___ INPUT FOR THIS TASK
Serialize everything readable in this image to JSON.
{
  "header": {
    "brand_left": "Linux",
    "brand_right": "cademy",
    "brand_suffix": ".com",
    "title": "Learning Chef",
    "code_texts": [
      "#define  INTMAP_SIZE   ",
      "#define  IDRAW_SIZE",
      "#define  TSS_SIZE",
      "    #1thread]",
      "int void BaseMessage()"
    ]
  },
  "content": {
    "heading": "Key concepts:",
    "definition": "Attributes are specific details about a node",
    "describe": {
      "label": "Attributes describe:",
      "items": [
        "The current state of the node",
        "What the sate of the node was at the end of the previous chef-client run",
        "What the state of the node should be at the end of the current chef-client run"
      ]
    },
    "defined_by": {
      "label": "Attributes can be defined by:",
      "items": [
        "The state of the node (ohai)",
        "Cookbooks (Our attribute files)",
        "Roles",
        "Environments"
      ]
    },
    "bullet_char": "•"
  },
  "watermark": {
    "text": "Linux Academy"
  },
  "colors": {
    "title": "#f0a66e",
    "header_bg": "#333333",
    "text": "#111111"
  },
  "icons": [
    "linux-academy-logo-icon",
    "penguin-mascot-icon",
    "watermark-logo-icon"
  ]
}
______
§ **TASK DESCRIPTION**
Extract every line containing the string "describe" from the material.

§ **CORRECT OUTPUT**
    "describe": {
      "label": "Attributes describe:",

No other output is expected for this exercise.